=== WRITTEN PROBLEM ===
Identify the lines that include the word "usage", then copy all of them.

=== DATA EXTRACT ===
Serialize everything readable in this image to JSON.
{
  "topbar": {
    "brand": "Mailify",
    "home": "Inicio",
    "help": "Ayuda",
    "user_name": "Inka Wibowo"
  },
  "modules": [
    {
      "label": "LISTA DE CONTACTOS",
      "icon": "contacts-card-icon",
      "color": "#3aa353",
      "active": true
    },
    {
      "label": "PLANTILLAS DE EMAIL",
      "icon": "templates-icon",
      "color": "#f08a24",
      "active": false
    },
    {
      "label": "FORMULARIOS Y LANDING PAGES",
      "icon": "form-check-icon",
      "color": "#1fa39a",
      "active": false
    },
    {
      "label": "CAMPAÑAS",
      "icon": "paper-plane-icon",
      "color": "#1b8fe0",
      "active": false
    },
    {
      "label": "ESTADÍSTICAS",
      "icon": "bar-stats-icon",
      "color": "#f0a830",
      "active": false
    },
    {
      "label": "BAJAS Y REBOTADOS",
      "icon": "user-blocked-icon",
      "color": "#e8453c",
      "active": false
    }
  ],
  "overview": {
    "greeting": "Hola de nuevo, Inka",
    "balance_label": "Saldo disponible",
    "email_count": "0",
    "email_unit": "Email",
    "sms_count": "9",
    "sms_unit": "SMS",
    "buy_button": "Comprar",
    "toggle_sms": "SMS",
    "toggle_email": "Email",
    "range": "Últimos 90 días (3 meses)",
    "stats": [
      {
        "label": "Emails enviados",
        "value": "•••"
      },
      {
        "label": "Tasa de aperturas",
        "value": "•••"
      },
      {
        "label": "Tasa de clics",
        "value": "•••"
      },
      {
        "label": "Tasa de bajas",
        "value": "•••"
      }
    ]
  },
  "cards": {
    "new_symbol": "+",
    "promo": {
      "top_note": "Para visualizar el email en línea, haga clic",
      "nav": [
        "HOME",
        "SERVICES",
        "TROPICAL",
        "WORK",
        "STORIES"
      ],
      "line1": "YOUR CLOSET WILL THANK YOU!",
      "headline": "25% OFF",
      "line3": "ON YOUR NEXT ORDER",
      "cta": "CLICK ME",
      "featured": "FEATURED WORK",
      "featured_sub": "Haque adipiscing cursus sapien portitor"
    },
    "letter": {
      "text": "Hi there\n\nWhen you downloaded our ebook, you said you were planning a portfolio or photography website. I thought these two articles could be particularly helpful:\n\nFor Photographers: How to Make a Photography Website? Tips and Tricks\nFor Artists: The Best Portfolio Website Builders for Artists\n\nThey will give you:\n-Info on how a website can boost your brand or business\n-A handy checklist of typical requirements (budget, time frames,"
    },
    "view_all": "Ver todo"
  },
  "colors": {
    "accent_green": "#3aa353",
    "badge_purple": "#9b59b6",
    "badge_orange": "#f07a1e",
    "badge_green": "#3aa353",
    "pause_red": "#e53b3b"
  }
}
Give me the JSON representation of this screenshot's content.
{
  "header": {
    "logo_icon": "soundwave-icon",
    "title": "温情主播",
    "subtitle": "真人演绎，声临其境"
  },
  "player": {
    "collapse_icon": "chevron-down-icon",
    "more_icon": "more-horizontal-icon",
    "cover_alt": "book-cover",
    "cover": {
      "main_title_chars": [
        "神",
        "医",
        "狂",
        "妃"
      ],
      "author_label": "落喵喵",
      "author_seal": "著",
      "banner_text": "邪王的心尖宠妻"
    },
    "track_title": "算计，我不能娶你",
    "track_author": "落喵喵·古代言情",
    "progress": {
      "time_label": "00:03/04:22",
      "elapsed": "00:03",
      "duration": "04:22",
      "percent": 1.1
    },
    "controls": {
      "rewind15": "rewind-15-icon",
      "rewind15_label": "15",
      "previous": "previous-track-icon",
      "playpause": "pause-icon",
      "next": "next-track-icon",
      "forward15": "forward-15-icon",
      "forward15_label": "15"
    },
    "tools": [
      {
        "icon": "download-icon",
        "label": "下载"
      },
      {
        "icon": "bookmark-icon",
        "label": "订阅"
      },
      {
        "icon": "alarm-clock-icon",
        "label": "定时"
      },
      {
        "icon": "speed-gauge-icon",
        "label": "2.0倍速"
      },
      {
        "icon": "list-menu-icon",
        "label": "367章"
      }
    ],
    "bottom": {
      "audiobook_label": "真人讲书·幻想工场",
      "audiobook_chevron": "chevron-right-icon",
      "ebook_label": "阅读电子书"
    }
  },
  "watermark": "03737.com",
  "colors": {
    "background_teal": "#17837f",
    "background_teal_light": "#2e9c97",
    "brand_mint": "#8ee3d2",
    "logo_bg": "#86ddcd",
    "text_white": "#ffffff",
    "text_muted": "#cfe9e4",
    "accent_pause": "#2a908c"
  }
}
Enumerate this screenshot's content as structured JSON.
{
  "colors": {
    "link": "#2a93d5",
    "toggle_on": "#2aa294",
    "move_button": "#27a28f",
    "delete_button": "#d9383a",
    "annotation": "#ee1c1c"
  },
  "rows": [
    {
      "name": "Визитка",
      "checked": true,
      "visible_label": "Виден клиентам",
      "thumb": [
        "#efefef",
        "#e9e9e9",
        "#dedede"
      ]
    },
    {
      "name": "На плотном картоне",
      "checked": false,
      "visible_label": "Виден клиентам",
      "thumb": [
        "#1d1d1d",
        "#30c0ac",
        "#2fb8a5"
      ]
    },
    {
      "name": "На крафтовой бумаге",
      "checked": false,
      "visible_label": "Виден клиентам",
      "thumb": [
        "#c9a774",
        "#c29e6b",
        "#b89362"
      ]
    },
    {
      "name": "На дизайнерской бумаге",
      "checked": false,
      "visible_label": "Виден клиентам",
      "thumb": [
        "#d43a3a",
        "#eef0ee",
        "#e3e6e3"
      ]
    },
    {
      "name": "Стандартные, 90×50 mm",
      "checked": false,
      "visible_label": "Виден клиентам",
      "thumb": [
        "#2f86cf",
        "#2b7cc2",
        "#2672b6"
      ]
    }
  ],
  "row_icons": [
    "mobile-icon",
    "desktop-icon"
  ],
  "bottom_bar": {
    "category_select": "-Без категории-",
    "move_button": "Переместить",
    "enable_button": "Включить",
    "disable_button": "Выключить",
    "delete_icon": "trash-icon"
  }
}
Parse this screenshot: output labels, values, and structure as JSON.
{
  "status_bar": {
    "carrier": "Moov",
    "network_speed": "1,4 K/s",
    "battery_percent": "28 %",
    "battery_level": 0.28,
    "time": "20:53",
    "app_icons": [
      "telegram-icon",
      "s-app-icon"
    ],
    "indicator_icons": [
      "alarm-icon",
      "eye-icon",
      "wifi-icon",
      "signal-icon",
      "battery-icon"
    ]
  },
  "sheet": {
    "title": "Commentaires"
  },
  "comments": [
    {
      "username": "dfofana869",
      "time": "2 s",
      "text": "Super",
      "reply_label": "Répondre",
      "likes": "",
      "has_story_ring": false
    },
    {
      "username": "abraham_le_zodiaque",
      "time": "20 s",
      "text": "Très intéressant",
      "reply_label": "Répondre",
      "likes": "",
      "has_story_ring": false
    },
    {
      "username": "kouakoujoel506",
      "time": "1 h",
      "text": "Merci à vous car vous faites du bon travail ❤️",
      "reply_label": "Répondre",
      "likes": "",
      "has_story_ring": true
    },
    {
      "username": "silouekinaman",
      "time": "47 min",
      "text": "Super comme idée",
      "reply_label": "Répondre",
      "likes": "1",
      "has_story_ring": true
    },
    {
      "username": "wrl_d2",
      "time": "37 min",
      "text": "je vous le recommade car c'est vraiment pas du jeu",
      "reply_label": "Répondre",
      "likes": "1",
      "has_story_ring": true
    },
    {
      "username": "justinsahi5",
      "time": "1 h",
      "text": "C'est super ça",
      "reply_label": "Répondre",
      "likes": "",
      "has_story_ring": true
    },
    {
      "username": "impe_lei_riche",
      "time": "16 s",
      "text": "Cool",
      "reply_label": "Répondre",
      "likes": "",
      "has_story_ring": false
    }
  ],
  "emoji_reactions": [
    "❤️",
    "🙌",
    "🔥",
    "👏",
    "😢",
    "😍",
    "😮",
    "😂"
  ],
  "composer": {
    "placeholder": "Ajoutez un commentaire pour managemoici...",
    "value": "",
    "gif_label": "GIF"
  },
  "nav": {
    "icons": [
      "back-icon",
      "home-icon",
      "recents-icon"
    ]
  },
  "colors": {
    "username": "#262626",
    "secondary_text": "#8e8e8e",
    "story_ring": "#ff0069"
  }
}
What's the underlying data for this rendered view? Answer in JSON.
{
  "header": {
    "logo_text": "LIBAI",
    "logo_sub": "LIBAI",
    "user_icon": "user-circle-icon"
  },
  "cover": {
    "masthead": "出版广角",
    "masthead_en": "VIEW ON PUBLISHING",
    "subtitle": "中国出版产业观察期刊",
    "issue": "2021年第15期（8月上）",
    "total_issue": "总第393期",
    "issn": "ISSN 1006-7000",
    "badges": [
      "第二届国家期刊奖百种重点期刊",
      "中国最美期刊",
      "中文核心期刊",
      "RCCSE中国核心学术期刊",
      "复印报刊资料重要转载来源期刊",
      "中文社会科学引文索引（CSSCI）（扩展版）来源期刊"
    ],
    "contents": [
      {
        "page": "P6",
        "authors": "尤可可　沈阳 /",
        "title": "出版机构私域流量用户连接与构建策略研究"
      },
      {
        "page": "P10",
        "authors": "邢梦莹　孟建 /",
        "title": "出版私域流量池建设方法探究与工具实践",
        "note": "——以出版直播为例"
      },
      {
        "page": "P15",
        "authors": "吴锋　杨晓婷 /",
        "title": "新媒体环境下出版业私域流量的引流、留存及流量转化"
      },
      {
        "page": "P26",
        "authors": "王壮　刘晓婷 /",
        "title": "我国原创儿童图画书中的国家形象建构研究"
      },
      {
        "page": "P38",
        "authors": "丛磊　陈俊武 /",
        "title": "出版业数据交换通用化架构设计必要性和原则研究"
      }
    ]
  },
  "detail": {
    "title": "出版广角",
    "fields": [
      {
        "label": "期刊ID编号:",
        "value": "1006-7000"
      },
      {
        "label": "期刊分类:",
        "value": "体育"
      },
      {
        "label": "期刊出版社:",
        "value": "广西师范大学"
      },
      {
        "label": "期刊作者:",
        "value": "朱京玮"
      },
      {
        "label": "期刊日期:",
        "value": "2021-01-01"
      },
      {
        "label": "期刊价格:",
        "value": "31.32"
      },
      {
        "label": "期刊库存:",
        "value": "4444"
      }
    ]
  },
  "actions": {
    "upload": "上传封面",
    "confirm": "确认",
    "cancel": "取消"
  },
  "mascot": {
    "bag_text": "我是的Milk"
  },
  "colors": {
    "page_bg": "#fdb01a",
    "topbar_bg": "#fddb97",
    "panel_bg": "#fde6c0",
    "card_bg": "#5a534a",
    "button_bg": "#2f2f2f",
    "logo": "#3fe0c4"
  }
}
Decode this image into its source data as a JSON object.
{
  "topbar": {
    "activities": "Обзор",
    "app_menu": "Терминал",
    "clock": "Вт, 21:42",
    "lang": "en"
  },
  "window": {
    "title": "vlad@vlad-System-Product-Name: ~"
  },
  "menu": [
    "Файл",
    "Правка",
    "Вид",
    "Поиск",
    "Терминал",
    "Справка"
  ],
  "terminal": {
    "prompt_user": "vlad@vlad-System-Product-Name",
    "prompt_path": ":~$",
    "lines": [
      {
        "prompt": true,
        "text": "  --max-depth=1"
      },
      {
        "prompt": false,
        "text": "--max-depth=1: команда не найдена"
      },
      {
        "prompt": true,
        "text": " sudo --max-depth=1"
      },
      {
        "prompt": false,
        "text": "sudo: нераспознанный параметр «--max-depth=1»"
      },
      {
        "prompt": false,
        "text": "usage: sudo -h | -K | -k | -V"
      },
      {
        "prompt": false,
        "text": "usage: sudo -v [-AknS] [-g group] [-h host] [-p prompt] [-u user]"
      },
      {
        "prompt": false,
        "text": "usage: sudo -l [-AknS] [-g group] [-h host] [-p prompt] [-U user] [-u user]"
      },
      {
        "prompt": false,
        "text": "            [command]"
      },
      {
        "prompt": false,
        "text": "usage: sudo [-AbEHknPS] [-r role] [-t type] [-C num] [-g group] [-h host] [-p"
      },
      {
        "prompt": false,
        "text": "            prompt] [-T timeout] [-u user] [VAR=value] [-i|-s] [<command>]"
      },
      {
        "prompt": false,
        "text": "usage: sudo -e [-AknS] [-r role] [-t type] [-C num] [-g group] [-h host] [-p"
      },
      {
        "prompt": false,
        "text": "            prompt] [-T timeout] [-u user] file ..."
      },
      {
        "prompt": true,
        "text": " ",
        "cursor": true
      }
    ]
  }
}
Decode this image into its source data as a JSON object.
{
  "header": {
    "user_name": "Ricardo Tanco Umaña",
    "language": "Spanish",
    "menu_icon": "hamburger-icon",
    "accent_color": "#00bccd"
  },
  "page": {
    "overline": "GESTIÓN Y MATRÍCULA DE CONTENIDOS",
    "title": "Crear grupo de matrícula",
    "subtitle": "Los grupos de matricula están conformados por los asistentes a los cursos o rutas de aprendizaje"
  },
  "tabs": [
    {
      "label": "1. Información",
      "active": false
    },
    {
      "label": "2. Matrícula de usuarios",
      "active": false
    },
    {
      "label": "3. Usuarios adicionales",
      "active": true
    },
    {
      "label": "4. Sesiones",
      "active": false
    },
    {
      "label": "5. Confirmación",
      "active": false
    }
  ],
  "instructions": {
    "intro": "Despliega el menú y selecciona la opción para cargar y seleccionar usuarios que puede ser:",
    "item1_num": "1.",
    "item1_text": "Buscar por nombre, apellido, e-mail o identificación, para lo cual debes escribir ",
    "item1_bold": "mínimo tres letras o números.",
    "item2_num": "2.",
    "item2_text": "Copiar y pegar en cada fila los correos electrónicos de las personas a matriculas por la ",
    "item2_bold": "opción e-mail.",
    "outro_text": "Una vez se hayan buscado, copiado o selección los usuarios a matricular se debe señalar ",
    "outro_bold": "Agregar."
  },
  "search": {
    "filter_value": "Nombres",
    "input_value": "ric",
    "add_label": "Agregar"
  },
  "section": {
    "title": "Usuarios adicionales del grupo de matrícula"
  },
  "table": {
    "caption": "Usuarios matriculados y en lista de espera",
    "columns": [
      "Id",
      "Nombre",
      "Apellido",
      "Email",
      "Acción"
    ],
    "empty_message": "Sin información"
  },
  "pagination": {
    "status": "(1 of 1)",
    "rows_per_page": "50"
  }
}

=== EXERCISE ANSWER ===
        "text": "usage: sudo -h | -K | -k | -V"
        "text": "usage: sudo -v [-AknS] [-g group] [-h host] [-p prompt] [-u user]"
        "text": "usage: sudo -l [-AknS] [-g group] [-h host] [-p prompt] [-U user] [-u user]"
        "text": "usage: sudo [-AbEHknPS] [-r role] [-t type] [-C num] [-g group] [-h host] [-p"
        "text": "usage: sudo -e [-AknS] [-r role] [-t type] [-C num] [-g group] [-h host] [-p"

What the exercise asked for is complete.